We start our tale being introduced to Bluebeard, a man who is at once powerful yet repulsive. Despite his great fortune, Bluebeard is despised by the ladies. One might suppose that the matter is perhaps simply some unstylish hair dye, easily remedied. However, if it were simply a matter of style, Bluebeard would have ceased dying his beard and thus been able to win as many suitors as he liked with his impressive wealth. What is implied, is that the blue nature of the beard is natural to its owner, yet unnatural to humanity. Significantly, it is not just any part of this man which is blue, but it is his beard, the symbol of his virility, power, status, and wisdom which is unnatural and not entirely human. Throughout the history of this tale’s interpretation, some have seen this as a hint that the man is a magician. Whatever may be the case, Perrault is making it crystal clear that this man is wealthy and powerful, yet inhumanly and unnaturally so.

“One of his neighbors, a respectable lady, had two daughters who were perfect beauties. He asked for the hand of one, but left it up to the mother to choose which one. Neither of the two girls wanted to marry him, and the offer went back and forth between them, since they could not bring themselves to marry a man with a blue beard. What added even more to their sense of disgust was that he had already married several women, and no one knew what had become of them.”

What a rare find – two perfectly beautiful neighbors who are also of a marriageable age. I will say, everyone in this story keeps fixating on the fact that he has a blue beard which makes him ugly. I find the fact that he has several missing wives to be significantly more concerning.

[Exercise data]
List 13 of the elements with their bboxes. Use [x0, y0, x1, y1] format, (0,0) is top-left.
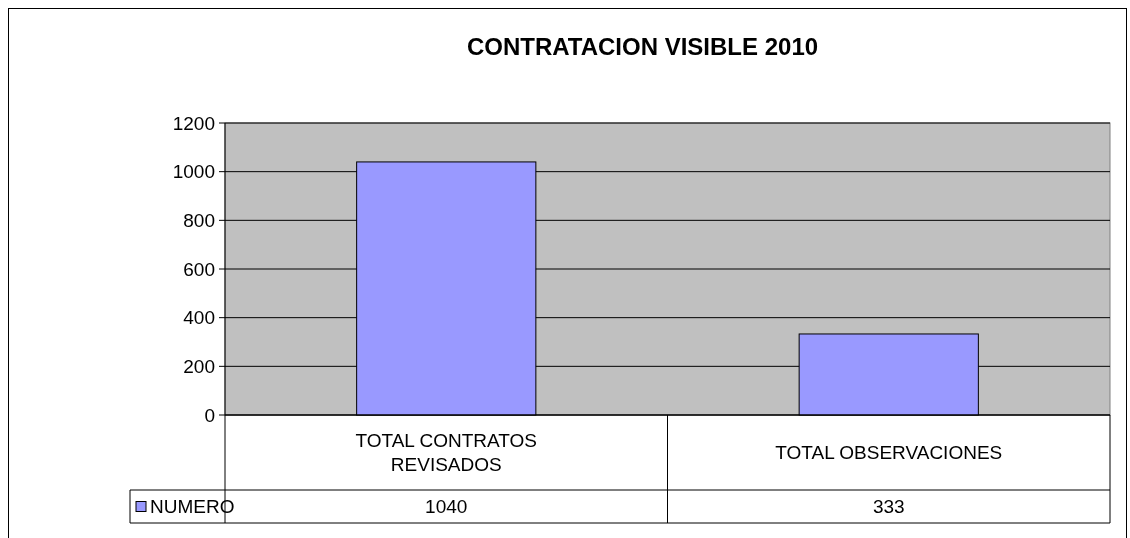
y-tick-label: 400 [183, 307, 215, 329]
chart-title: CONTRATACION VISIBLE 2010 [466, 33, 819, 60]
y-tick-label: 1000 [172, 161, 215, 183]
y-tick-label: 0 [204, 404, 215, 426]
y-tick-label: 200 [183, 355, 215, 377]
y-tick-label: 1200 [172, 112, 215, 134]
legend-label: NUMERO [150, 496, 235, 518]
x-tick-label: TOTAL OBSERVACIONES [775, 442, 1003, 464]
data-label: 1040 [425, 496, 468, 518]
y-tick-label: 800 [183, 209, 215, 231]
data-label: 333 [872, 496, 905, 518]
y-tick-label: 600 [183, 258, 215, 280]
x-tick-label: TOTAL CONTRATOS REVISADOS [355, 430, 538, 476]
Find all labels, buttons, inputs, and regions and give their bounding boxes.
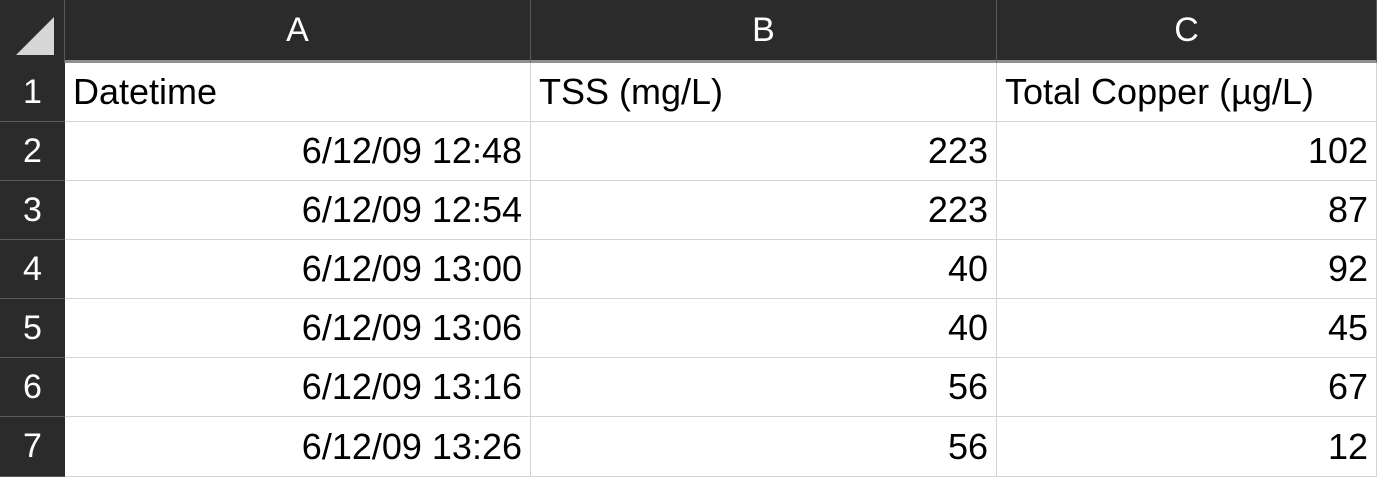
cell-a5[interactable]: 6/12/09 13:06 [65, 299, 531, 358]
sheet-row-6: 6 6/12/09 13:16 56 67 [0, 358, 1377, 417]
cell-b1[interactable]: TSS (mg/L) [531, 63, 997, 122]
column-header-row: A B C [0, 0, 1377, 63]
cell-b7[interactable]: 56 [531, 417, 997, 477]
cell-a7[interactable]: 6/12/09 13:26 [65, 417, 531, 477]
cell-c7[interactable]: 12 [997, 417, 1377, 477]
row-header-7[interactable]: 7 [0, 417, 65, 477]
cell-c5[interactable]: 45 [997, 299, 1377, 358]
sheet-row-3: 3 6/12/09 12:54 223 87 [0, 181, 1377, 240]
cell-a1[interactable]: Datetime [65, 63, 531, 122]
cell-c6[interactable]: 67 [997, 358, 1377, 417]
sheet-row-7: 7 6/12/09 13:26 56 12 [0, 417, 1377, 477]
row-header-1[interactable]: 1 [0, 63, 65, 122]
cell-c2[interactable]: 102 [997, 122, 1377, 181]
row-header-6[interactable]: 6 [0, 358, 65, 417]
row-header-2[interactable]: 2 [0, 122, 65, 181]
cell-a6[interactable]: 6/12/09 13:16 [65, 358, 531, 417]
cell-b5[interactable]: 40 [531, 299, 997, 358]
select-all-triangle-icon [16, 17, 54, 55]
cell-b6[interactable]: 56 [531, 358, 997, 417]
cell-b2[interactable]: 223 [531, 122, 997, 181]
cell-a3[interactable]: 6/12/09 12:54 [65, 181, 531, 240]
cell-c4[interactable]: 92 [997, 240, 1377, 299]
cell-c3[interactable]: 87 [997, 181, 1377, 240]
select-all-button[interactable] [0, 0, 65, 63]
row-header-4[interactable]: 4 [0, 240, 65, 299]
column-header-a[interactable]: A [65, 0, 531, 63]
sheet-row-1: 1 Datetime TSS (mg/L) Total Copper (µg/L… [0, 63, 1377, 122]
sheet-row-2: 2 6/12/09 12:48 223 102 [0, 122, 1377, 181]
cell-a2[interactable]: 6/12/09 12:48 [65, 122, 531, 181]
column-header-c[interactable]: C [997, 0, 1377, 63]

[Set tasks]
**a)** In the records, output the lines from the one containing "cell-a5[interactable]: 6/12/09 13:06" through the one containing "cell-a1[interactable]: Datetime [65, 63, 531, 122]", inclusive, with each line reproduced verbatim.
**b)** Pick up the Bluebeard commentary after its final sentence and continue it.
The Bluebeard commentary and the records are unrelated material.

[Per-task outputs]
**a)**
cell-a5[interactable]: 6/12/09 13:06 [65, 299, 531, 358]
sheet-row-6: 6 6/12/09 13:16 56 67 [0, 358, 1377, 417]
cell-b1[interactable]: TSS (mg/L) [531, 63, 997, 122]
column-header-row: A B C [0, 0, 1377, 63]
cell-b7[interactable]: 56 [531, 417, 997, 477]
cell-a7[interactable]: 6/12/09 13:26 [65, 417, 531, 477]
cell-c7[interactable]: 12 [997, 417, 1377, 477]
row-header-7[interactable]: 7 [0, 417, 65, 477]
cell-c5[interactable]: 45 [997, 299, 1377, 358]
sheet-row-3: 3 6/12/09 12:54 223 87 [0, 181, 1377, 240]
cell-a1[interactable]: Datetime [65, 63, 531, 122]

**b)**
“In order to cultivate their acquaintance, Bluebeard threw a party for the two girls with their mother, three or four of their closest friends, and a few young men from the neighborhood in one of his country houses. It lasted an entire week. Everyday there were parties of pleasure, hunting, fishing, dancing, and dining. The guests never even slept, but cavorted and caroused all night long. Everything went so well that the younger of the two sisters began to think that the beard of the master of the house was not so blue after all and that he was in fact a fine fellow. As soon as they returned to town, the marriage was celebrated.”

Pleasure and familiarity have dulled the beautiful girl’s perception of the bizarre, abnormal, and inhuman nature of her host. Bluebeard’s generosity and care have eased her into trust and a sense of security.

“After a month had passed, Bluebeard told his wife that he had to travel to take care of some urgent business in the provinces and that he would be away for at least six weeks. He urged her to enjoy herself while he was away, to invite her close friends and to take them out to the country if she wished. Above all, she was to stay in good spirits.

“Here,” he said, “are the keys to my two large store rooms. Here are the ones for the gold and silver china that is too good for everyday use. Here are the ones for my strongboxes, where my gold and silver are kept. Here are the ones for the caskets where my jewels are stored. And finally, this is the passkey to all the rooms in my mansion. As for this particular key, it is the key to the small room at the end of the long passage on the lower floor. Open anything you want. Go anywhere you wish. But I absolutely forbid you to enter that little room, and if you so much as open it a crack, there will be no limit to my anger.”

Bluebeard gives his wife the “keys to the kingdom”. Access to all his wealth and private affairs, or in other words, he has given her absolute power, authority, control, and knowledge. Every door, home, chest, and safe are within her purview. All, that is, except for a single room. One boundary which she is not to cross or move beyond.

“She promised to follow the orders he had just given exactly. After kissing his wife, Bluebeard got into the carriage and embarked on his journey.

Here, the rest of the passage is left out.